Print the data exactly, leaving nothing out.

++++++++++++++++++++

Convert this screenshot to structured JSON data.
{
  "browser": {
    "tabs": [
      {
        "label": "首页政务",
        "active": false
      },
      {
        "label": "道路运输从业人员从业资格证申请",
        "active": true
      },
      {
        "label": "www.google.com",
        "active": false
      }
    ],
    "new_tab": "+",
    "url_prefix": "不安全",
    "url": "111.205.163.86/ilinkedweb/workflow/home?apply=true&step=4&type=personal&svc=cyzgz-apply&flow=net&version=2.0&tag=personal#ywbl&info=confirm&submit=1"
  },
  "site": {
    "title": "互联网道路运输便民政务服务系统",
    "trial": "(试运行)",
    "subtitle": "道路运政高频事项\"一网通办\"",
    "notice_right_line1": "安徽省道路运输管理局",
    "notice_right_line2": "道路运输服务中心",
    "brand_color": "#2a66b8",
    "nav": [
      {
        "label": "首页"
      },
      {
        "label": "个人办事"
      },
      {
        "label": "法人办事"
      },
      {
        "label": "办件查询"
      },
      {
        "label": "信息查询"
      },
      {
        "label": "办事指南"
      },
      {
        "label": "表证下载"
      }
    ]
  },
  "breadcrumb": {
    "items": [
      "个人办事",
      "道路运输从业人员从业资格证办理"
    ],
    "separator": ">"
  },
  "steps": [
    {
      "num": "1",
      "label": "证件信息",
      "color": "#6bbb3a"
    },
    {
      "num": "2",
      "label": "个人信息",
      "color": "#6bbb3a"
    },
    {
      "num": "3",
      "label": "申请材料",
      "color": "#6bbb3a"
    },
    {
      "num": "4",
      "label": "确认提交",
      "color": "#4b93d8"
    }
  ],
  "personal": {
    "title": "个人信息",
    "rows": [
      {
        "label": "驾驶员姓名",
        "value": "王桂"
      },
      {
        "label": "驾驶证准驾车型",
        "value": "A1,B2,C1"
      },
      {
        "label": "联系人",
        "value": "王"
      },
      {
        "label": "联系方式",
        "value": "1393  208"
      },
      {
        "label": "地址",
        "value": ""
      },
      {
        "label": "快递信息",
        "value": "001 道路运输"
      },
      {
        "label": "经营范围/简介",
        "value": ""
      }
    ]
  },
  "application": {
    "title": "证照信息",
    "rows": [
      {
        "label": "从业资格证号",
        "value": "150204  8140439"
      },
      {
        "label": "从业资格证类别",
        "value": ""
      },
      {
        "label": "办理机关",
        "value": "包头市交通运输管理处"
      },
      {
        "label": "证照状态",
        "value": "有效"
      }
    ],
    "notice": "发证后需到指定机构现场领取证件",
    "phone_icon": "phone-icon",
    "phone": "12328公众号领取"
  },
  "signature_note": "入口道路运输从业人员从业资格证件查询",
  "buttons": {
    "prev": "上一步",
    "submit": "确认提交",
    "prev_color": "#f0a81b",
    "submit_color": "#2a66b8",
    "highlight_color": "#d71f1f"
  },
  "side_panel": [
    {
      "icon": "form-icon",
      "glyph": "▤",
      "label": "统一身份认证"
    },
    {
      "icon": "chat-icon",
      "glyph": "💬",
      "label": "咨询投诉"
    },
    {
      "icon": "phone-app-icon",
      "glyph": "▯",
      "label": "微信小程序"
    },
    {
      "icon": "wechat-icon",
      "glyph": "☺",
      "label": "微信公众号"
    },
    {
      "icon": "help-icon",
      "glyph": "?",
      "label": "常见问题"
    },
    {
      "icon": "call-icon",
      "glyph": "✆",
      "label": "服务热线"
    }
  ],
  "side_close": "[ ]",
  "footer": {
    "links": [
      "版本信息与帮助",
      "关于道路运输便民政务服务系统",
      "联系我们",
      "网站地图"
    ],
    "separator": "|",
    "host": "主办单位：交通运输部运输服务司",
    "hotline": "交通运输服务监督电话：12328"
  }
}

++++++++++++++++++++

▸ **Written response**
Convert this screenshot to structured JSON data.
{
  "browser": {
    "tabs": [
      {
        "label": "首页政务",
        "active": false
      },
      {
        "label": "道路运输从业人员从业资格证申请",
        "active": true
      },
      {
        "label": "www.google.com",
        "active": false
      }
    ],
    "new_tab": "+",
    "url_prefix": "不安全",
    "url": "111.205.163.86/ilinkedweb/workflow/home?apply=true&step=4&type=personal&svc=cyzgz-apply&flow=net&version=2.0&tag=personal#ywbl&info=confirm&submit=1"
  },
  "site": {
    "title": "互联网道路运输便民政务服务系统",
    "trial": "(试运行)",
    "subtitle": "道路运政高频事项\"一网通办\"",
    "notice_right_line1": "安徽省道路运输管理局",
    "notice_right_line2": "道路运输服务中心",
    "brand_color": "#2a66b8",
    "nav": [
      {
        "label": "首页"
      },
      {
        "label": "个人办事"
      },
      {
        "label": "法人办事"
      },
      {
        "label": "办件查询"
      },
      {
        "label": "信息查询"
      },
      {
        "label": "办事指南"
      },
      {
        "label": "表证下载"
      }
    ]
  },
  "breadcrumb": {
    "items": [
      "个人办事",
      "道路运输从业人员从业资格证办理"
    ],
    "separator": ">"
  },
  "steps": [
    {
      "num": "1",
      "label": "证件信息",
      "color": "#6bbb3a"
    },
    {
      "num": "2",
      "label": "个人信息",
      "color": "#6bbb3a"
    },
    {
      "num": "3",
      "label": "申请材料",
      "color": "#6bbb3a"
    },
    {
      "num": "4",
      "label": "确认提交",
      "color": "#4b93d8"
    }
  ],
  "personal": {
    "title": "个人信息",
    "rows": [
      {
        "label": "驾驶员姓名",
        "value": "王桂"
      },
      {
        "label": "驾驶证准驾车型",
        "value": "A1,B2,C1"
      },
      {
        "label": "联系人",
        "value": "王"
      },
      {
        "label": "联系方式",
        "value": "1393  208"
      },
      {
        "label": "地址",
        "value": ""
      },
      {
        "label": "快递信息",
        "value": "001 道路运输"
      },
      {
        "label": "经营范围/简介",
        "value": ""
      }
    ]
  },
  "application": {
    "title": "证照信息",
    "rows": [
      {
        "label": "从业资格证号",
        "value": "150204  8140439"
      },
      {
        "label": "从业资格证类别",
        "value": ""
      },
      {
        "label": "办理机关",
        "value": "包头市交通运输管理处"
      },
      {
        "label": "证照状态",
        "value": "有效"
      }
    ],
    "notice": "发证后需到指定机构现场领取证件",
    "phone_icon": "phone-icon",
    "phone": "12328公众号领取"
  },
  "signature_note": "入口道路运输从业人员从业资格证件查询",
  "buttons": {
    "prev": "上一步",
    "submit": "确认提交",
    "prev_color": "#f0a81b",
    "submit_color": "#2a66b8",
    "highlight_color": "#d71f1f"
  },
  "side_panel": [
    {
      "icon": "form-icon",
      "glyph": "▤",
      "label": "统一身份认证"
    },
    {
      "icon": "chat-icon",
      "glyph": "💬",
      "label": "咨询投诉"
    },
    {
      "icon": "phone-app-icon",
      "glyph": "▯",
      "label": "微信小程序"
    },
    {
      "icon": "wechat-icon",
      "glyph": "☺",
      "label": "微信公众号"
    },
    {
      "icon": "help-icon",
      "glyph": "?",
      "label": "常见问题"
    },
    {
      "icon": "call-icon",
      "glyph": "✆",
      "label": "服务热线"
    }
  ],
  "side_close": "[ ]",
  "footer": {
    "links": [
      "版本信息与帮助",
      "关于道路运输便民政务服务系统",
      "联系我们",
      "网站地图"
    ],
    "separator": "|",
    "host": "主办单位：交通运输部运输服务司",
    "hotline": "交通运输服务监督电话：12328"
  }
}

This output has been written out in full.